For each line below that includes the word "维护世界和平与促进共同发展", make a copy.

%%

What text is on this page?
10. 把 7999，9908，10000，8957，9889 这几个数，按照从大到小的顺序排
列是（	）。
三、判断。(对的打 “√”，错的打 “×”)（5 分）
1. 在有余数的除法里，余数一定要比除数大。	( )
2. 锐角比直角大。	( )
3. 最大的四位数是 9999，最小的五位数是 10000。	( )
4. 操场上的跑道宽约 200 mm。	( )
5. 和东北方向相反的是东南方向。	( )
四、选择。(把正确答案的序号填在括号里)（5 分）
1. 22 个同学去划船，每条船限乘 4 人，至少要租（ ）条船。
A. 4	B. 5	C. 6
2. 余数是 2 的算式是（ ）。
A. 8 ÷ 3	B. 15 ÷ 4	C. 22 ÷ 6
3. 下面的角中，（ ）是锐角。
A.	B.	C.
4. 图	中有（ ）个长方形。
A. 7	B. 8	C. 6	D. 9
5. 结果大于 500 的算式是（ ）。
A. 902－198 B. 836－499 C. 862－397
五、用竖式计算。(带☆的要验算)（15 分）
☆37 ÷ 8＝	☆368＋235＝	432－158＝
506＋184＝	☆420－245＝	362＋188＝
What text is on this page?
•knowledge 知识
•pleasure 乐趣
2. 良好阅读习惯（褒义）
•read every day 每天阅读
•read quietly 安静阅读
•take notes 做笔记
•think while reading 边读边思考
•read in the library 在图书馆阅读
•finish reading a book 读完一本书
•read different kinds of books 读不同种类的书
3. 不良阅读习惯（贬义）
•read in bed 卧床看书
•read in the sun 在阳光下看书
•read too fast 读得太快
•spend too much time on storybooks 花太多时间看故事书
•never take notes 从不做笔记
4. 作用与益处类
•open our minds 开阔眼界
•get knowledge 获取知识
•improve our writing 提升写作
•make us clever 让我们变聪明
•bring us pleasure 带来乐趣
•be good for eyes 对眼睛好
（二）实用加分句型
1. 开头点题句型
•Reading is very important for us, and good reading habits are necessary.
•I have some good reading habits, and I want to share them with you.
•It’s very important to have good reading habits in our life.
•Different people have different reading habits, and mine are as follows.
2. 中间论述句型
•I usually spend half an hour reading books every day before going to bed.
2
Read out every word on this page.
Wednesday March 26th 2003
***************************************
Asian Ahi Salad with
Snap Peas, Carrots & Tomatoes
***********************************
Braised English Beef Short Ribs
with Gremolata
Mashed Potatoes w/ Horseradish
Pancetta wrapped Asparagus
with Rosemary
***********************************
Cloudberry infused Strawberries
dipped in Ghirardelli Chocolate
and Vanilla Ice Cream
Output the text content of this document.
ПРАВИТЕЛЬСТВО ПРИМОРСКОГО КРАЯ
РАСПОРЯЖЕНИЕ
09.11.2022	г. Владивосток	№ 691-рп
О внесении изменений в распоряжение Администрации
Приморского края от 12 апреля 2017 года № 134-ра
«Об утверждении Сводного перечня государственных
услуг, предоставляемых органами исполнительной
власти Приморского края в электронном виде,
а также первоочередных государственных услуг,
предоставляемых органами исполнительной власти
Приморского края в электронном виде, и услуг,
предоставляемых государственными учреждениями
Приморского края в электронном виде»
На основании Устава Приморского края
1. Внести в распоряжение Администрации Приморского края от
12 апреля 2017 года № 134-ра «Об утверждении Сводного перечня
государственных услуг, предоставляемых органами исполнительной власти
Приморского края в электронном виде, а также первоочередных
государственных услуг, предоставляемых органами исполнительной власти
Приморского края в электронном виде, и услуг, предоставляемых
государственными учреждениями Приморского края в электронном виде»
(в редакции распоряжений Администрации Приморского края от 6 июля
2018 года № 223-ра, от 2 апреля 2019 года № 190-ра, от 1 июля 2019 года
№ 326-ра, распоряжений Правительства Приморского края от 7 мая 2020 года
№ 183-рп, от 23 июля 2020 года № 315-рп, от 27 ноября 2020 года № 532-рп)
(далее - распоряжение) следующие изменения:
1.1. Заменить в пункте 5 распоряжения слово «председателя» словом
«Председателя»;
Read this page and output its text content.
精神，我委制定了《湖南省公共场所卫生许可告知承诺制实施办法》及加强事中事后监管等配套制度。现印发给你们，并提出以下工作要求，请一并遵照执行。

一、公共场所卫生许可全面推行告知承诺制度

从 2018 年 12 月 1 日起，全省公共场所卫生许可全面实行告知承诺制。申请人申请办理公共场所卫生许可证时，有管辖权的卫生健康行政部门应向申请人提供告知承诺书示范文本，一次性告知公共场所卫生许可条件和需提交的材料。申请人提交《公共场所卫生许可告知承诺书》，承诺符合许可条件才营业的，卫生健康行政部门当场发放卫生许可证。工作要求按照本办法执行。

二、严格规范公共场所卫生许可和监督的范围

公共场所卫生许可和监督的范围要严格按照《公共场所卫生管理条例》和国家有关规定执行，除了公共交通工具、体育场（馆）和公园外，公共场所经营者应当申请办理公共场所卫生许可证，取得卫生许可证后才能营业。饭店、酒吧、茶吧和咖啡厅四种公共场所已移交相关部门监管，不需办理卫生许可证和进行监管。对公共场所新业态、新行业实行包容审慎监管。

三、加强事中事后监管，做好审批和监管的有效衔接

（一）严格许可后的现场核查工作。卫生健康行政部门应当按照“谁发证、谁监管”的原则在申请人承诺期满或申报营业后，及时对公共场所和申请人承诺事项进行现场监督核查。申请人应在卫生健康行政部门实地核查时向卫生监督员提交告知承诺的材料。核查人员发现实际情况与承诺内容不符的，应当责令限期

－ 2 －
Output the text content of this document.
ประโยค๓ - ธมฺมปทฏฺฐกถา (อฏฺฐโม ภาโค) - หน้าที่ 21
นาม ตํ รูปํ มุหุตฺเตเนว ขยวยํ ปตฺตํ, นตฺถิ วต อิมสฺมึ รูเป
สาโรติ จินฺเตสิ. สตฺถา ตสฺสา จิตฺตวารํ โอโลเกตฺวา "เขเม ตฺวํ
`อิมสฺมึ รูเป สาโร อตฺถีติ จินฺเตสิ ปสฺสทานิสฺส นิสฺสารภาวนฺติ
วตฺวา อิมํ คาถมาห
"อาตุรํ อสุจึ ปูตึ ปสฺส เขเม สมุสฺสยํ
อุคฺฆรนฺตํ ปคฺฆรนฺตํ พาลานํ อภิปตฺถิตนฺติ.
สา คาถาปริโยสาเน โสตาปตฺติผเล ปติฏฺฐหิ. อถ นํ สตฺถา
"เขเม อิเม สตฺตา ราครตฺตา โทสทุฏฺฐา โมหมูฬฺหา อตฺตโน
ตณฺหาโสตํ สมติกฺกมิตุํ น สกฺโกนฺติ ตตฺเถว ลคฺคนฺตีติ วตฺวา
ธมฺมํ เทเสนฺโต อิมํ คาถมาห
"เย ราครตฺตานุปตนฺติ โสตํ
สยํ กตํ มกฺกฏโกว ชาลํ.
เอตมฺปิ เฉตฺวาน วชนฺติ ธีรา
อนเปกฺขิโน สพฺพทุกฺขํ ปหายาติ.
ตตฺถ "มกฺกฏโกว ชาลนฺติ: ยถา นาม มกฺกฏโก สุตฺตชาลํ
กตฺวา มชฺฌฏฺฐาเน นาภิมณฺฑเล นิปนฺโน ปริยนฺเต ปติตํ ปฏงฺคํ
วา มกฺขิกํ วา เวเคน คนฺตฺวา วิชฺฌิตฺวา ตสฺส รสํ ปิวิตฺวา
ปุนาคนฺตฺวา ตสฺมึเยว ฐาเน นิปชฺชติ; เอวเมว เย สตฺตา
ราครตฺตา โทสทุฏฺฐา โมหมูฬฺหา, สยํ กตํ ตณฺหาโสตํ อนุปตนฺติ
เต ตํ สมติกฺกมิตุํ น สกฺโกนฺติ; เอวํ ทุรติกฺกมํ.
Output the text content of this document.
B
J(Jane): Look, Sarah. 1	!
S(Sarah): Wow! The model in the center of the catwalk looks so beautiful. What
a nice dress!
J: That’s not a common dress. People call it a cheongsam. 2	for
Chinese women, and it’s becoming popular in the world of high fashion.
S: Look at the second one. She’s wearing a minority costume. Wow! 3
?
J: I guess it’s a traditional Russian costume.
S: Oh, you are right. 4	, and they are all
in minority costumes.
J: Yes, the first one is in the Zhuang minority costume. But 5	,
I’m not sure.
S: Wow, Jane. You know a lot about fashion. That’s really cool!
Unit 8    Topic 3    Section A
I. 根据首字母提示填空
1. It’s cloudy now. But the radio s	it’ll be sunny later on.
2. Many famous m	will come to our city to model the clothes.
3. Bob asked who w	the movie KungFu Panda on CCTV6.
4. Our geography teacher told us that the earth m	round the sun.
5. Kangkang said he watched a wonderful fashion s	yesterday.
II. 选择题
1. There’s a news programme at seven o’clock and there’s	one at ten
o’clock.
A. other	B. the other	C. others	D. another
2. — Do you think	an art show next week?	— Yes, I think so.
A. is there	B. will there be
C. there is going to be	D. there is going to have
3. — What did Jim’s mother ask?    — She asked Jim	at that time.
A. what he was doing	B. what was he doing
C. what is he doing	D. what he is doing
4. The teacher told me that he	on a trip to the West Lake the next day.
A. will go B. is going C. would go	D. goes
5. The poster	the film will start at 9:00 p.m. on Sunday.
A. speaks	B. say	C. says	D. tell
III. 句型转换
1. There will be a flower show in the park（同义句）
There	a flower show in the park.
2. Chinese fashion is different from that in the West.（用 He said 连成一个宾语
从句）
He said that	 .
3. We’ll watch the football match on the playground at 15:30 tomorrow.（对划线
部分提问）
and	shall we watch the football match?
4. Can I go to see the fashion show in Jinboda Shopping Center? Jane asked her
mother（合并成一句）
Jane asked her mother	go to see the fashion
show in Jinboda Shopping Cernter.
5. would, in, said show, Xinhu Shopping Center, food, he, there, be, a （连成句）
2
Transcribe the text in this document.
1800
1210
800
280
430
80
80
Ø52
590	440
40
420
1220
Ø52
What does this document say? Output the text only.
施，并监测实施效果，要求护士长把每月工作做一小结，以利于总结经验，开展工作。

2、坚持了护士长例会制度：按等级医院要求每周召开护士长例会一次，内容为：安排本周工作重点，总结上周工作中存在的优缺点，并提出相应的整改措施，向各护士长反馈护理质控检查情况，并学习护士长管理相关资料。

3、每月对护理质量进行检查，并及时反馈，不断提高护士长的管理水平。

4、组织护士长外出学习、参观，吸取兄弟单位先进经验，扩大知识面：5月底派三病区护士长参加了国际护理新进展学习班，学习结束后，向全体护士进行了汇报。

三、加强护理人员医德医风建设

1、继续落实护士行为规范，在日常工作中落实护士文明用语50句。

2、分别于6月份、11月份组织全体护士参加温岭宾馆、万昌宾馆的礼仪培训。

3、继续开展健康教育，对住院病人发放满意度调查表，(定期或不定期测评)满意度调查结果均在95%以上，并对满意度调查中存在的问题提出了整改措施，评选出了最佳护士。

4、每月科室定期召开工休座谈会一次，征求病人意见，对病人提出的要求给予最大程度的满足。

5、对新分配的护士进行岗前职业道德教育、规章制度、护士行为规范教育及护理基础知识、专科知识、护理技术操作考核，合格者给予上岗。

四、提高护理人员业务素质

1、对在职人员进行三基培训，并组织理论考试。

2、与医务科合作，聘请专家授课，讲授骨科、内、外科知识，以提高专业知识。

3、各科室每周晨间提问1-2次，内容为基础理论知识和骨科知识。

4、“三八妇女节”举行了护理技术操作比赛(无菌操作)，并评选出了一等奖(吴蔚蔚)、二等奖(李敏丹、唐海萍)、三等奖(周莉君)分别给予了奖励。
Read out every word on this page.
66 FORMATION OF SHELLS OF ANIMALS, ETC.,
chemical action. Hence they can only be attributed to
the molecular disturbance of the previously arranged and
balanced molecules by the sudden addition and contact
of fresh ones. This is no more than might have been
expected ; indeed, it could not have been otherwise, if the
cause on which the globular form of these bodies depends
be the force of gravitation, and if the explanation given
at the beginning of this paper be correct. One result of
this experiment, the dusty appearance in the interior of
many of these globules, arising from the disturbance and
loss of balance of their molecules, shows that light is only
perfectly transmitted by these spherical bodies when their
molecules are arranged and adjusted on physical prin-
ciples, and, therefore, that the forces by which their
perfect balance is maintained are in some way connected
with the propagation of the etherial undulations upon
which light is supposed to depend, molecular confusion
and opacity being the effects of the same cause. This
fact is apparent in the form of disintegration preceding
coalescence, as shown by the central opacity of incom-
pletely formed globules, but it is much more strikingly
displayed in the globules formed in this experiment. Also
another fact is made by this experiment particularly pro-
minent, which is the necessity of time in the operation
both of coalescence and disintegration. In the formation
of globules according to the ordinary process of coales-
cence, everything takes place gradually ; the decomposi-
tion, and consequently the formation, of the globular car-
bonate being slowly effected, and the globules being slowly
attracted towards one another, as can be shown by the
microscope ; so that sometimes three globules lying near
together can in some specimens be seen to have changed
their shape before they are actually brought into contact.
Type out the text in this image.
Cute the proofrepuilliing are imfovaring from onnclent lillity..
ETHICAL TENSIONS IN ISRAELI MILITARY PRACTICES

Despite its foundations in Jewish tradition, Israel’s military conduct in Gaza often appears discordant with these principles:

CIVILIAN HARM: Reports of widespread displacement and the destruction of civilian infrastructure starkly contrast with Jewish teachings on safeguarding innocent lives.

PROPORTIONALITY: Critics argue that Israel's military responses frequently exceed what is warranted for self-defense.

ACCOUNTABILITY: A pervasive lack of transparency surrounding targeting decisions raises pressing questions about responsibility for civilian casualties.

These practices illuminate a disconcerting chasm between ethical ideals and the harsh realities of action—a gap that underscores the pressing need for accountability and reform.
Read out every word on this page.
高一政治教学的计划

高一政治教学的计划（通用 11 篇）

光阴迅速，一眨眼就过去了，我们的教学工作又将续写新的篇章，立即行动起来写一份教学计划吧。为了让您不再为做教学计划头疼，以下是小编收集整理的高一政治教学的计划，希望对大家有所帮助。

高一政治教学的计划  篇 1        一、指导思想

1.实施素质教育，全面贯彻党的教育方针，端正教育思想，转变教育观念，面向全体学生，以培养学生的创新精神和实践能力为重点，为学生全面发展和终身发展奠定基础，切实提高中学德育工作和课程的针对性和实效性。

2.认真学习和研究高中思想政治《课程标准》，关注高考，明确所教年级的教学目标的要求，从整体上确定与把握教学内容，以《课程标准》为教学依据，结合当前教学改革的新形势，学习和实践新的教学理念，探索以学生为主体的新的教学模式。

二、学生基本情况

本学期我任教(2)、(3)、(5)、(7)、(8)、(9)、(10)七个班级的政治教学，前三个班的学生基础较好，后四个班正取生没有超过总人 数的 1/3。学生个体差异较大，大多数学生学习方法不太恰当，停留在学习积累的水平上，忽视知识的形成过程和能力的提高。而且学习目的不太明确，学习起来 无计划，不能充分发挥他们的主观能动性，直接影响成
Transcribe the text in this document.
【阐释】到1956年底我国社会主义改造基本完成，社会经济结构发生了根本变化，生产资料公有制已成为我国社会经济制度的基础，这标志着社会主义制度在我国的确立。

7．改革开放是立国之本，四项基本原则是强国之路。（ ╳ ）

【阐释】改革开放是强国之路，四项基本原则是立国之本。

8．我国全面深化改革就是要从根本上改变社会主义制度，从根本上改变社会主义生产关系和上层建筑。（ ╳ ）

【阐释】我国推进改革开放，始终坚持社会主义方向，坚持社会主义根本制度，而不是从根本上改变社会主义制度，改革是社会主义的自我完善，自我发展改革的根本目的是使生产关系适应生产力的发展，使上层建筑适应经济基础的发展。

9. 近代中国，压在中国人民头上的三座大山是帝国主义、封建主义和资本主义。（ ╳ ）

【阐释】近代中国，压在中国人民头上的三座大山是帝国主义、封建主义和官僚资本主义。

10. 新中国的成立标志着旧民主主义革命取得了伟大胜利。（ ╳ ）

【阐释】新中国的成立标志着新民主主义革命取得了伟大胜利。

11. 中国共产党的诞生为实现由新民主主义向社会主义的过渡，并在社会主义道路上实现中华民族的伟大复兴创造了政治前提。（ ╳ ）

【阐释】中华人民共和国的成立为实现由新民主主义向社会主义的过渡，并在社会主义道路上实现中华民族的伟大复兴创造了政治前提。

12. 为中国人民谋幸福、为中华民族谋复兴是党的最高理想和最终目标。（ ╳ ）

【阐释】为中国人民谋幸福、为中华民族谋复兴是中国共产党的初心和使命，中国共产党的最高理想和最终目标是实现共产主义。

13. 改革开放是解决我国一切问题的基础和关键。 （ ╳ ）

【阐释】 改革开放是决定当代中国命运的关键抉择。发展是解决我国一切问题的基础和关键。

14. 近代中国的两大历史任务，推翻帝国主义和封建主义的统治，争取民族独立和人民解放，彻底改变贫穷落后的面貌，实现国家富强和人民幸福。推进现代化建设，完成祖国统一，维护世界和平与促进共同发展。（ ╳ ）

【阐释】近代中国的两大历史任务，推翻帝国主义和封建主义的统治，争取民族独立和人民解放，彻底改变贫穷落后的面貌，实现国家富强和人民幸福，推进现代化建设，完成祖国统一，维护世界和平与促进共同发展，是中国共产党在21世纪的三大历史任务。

%%

Exercise answer:
14. 近代中国的两大历史任务，推翻帝国主义和封建主义的统治，争取民族独立和人民解放，彻底改变贫穷落后的面貌，实现国家富强和人民幸福。推进现代化建设，完成祖国统一，维护世界和平与促进共同发展。（ ╳ ）
【阐释】近代中国的两大历史任务，推翻帝国主义和封建主义的统治，争取民族独立和人民解放，彻底改变贫穷落后的面貌，实现国家富强和人民幸福，推进现代化建设，完成祖国统一，维护世界和平与促进共同发展，是中国共产党在21世纪的三大历史任务。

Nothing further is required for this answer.